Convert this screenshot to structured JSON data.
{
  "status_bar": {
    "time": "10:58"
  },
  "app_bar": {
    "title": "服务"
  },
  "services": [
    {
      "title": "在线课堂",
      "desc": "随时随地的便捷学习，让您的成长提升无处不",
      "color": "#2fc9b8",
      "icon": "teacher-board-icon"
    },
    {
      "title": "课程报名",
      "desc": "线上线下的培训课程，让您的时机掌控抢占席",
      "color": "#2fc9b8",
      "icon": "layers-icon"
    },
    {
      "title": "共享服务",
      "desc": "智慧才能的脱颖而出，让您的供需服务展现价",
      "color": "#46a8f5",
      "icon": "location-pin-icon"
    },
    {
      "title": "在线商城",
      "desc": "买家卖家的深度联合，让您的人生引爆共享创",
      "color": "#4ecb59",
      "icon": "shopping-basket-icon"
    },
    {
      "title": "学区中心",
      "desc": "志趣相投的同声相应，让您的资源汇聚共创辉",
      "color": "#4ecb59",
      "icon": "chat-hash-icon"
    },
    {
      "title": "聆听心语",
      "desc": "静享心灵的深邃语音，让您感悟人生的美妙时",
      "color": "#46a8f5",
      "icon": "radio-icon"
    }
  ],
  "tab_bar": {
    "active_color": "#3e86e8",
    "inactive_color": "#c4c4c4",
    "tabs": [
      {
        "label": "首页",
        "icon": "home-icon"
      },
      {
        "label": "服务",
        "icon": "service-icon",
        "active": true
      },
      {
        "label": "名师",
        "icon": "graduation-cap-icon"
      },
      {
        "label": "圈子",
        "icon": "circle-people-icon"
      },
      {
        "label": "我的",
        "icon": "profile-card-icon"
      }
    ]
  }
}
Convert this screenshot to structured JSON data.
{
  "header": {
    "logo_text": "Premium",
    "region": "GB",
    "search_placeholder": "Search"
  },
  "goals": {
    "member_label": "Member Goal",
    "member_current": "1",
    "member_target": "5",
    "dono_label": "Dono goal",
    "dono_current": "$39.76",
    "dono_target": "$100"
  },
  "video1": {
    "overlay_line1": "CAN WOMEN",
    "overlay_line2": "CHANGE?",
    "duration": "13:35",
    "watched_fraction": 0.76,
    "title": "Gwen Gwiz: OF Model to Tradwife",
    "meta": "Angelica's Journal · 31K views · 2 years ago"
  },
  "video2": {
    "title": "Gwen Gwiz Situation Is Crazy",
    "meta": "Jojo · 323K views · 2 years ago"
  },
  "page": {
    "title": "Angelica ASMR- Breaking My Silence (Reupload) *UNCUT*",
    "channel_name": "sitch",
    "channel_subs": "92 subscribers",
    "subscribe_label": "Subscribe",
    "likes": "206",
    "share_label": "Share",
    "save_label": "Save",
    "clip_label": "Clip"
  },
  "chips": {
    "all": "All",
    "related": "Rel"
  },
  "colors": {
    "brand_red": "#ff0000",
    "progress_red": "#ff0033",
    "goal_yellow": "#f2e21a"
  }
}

──────────────────────────────

Problem requirements: Copy the material above verbatim.

Output of the task:
Convert this screenshot to structured JSON data.
{
  "status_bar": {
    "time": "10:58"
  },
  "app_bar": {
    "title": "服务"
  },
  "services": [
    {
      "title": "在线课堂",
      "desc": "随时随地的便捷学习，让您的成长提升无处不",
      "color": "#2fc9b8",
      "icon": "teacher-board-icon"
    },
    {
      "title": "课程报名",
      "desc": "线上线下的培训课程，让您的时机掌控抢占席",
      "color": "#2fc9b8",
      "icon": "layers-icon"
    },
    {
      "title": "共享服务",
      "desc": "智慧才能的脱颖而出，让您的供需服务展现价",
      "color": "#46a8f5",
      "icon": "location-pin-icon"
    },
    {
      "title": "在线商城",
      "desc": "买家卖家的深度联合，让您的人生引爆共享创",
      "color": "#4ecb59",
      "icon": "shopping-basket-icon"
    },
    {
      "title": "学区中心",
      "desc": "志趣相投的同声相应，让您的资源汇聚共创辉",
      "color": "#4ecb59",
      "icon": "chat-hash-icon"
    },
    {
      "title": "聆听心语",
      "desc": "静享心灵的深邃语音，让您感悟人生的美妙时",
      "color": "#46a8f5",
      "icon": "radio-icon"
    }
  ],
  "tab_bar": {
    "active_color": "#3e86e8",
    "inactive_color": "#c4c4c4",
    "tabs": [
      {
        "label": "首页",
        "icon": "home-icon"
      },
      {
        "label": "服务",
        "icon": "service-icon",
        "active": true
      },
      {
        "label": "名师",
        "icon": "graduation-cap-icon"
      },
      {
        "label": "圈子",
        "icon": "circle-people-icon"
      },
      {
        "label": "我的",
        "icon": "profile-card-icon"
      }
    ]
  }
}
Convert this screenshot to structured JSON data.
{
  "header": {
    "logo_text": "Premium",
    "region": "GB",
    "search_placeholder": "Search"
  },
  "goals": {
    "member_label": "Member Goal",
    "member_current": "1",
    "member_target": "5",
    "dono_label": "Dono goal",
    "dono_current": "$39.76",
    "dono_target": "$100"
  },
  "video1": {
    "overlay_line1": "CAN WOMEN",
    "overlay_line2": "CHANGE?",
    "duration": "13:35",
    "watched_fraction": 0.76,
    "title": "Gwen Gwiz: OF Model to Tradwife",
    "meta": "Angelica's Journal · 31K views · 2 years ago"
  },
  "video2": {
    "title": "Gwen Gwiz Situation Is Crazy",
    "meta": "Jojo · 323K views · 2 years ago"
  },
  "page": {
    "title": "Angelica ASMR- Breaking My Silence (Reupload) *UNCUT*",
    "channel_name": "sitch",
    "channel_subs": "92 subscribers",
    "subscribe_label": "Subscribe",
    "likes": "206",
    "share_label": "Share",
    "save_label": "Save",
    "clip_label": "Clip"
  },
  "chips": {
    "all": "All",
    "related": "Rel"
  },
  "colors": {
    "brand_red": "#ff0000",
    "progress_red": "#ff0033",
    "goal_yellow": "#f2e21a"
  }
}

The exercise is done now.